### TASK TO COMPLETE:
Restate each of the lines given below, word for word.

### SUPPLIED INFORMATION:
·····
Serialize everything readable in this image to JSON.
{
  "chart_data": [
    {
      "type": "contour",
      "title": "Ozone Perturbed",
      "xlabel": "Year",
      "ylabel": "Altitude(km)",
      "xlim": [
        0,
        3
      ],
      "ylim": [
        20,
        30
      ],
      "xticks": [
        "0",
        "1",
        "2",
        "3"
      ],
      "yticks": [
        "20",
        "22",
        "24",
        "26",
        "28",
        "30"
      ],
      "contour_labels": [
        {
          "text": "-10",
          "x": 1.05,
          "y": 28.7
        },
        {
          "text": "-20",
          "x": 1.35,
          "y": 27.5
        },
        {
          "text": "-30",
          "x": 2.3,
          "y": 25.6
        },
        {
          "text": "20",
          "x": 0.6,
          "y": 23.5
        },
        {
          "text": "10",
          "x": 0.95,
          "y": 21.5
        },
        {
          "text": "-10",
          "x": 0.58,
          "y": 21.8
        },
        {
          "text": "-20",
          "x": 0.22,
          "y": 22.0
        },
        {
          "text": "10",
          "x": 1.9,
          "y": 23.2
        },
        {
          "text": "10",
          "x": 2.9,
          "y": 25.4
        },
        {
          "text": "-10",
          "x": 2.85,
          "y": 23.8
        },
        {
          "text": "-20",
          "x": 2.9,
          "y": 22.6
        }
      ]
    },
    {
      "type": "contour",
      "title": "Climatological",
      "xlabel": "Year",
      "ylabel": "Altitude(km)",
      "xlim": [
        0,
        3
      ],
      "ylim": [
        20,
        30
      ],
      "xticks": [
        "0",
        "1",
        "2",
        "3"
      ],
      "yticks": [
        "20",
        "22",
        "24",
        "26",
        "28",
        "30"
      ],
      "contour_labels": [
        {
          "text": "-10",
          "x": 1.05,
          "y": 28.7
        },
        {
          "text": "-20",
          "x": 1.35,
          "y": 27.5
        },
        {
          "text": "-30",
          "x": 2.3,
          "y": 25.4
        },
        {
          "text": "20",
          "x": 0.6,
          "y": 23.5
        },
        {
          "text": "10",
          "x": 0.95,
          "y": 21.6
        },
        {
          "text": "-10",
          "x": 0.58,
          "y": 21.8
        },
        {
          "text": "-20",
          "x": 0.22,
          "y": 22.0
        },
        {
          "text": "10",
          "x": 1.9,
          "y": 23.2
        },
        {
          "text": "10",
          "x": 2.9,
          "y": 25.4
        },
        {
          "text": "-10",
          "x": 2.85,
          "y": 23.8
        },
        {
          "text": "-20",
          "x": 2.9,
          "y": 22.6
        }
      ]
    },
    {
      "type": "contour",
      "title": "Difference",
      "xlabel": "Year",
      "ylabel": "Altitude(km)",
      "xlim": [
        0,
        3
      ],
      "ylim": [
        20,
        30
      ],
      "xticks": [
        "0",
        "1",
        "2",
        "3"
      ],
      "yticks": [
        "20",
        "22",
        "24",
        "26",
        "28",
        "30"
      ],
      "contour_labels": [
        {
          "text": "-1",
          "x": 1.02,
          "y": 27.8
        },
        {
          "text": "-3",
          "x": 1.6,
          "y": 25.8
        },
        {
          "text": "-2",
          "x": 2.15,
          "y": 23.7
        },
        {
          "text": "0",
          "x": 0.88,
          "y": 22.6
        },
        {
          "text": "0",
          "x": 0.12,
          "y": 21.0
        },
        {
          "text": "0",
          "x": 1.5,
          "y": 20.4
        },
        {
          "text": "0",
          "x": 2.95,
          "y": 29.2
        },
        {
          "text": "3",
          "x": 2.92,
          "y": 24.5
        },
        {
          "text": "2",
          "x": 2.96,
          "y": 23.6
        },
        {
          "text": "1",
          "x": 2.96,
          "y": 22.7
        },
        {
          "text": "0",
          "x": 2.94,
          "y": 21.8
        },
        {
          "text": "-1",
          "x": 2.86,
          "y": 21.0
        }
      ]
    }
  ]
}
·····
### WRITTEN SOLUTION:
Serialize everything readable in this image to JSON.
{
  "chart_data": [
    {
      "type": "contour",
      "title": "Ozone Perturbed",
      "xlabel": "Year",
      "ylabel": "Altitude(km)",
      "xlim": [
        0,
        3
      ],
      "ylim": [
        20,
        30
      ],
      "xticks": [
        "0",
        "1",
        "2",
        "3"
      ],
      "yticks": [
        "20",
        "22",
        "24",
        "26",
        "28",
        "30"
      ],
      "contour_labels": [
        {
          "text": "-10",
          "x": 1.05,
          "y": 28.7
        },
        {
          "text": "-20",
          "x": 1.35,
          "y": 27.5
        },
        {
          "text": "-30",
          "x": 2.3,
          "y": 25.6
        },
        {
          "text": "20",
          "x": 0.6,
          "y": 23.5
        },
        {
          "text": "10",
          "x": 0.95,
          "y": 21.5
        },
        {
          "text": "-10",
          "x": 0.58,
          "y": 21.8
        },
        {
          "text": "-20",
          "x": 0.22,
          "y": 22.0
        },
        {
          "text": "10",
          "x": 1.9,
          "y": 23.2
        },
        {
          "text": "10",
          "x": 2.9,
          "y": 25.4
        },
        {
          "text": "-10",
          "x": 2.85,
          "y": 23.8
        },
        {
          "text": "-20",
          "x": 2.9,
          "y": 22.6
        }
      ]
    },
    {
      "type": "contour",
      "title": "Climatological",
      "xlabel": "Year",
      "ylabel": "Altitude(km)",
      "xlim": [
        0,
        3
      ],
      "ylim": [
        20,
        30
      ],
      "xticks": [
        "0",
        "1",
        "2",
        "3"
      ],
      "yticks": [
        "20",
        "22",
        "24",
        "26",
        "28",
        "30"
      ],
      "contour_labels": [
        {
          "text": "-10",
          "x": 1.05,
          "y": 28.7
        },
        {
          "text": "-20",
          "x": 1.35,
          "y": 27.5
        },
        {
          "text": "-30",
          "x": 2.3,
          "y": 25.4
        },
        {
          "text": "20",
          "x": 0.6,
          "y": 23.5
        },
        {
          "text": "10",
          "x": 0.95,
          "y": 21.6
        },
        {
          "text": "-10",
          "x": 0.58,
          "y": 21.8
        },
        {
          "text": "-20",
          "x": 0.22,
          "y": 22.0
        },
        {
          "text": "10",
          "x": 1.9,
          "y": 23.2
        },
        {
          "text": "10",
          "x": 2.9,
          "y": 25.4
        },
        {
          "text": "-10",
          "x": 2.85,
          "y": 23.8
        },
        {
          "text": "-20",
          "x": 2.9,
          "y": 22.6
        }
      ]
    },
    {
      "type": "contour",
      "title": "Difference",
      "xlabel": "Year",
      "ylabel": "Altitude(km)",
      "xlim": [
        0,
        3
      ],
      "ylim": [
        20,
        30
      ],
      "xticks": [
        "0",
        "1",
        "2",
        "3"
      ],
      "yticks": [
        "20",
        "22",
        "24",
        "26",
        "28",
        "30"
      ],
      "contour_labels": [
        {
          "text": "-1",
          "x": 1.02,
          "y": 27.8
        },
        {
          "text": "-3",
          "x": 1.6,
          "y": 25.8
        },
        {
          "text": "-2",
          "x": 2.15,
          "y": 23.7
        },
        {
          "text": "0",
          "x": 0.88,
          "y": 22.6
        },
        {
          "text": "0",
          "x": 0.12,
          "y": 21.0
        },
        {
          "text": "0",
          "x": 1.5,
          "y": 20.4
        },
        {
          "text": "0",
          "x": 2.95,
          "y": 29.2
        },
        {
          "text": "3",
          "x": 2.92,
          "y": 24.5
        },
        {
          "text": "2",
          "x": 2.96,
          "y": 23.6
        },
        {
          "text": "1",
          "x": 2.96,
          "y": 22.7
        },
        {
          "text": "0",
          "x": 2.94,
          "y": 21.8
        },
        {
          "text": "-1",
          "x": 2.86,
          "y": 21.0
        }
      ]
    }
  ]
}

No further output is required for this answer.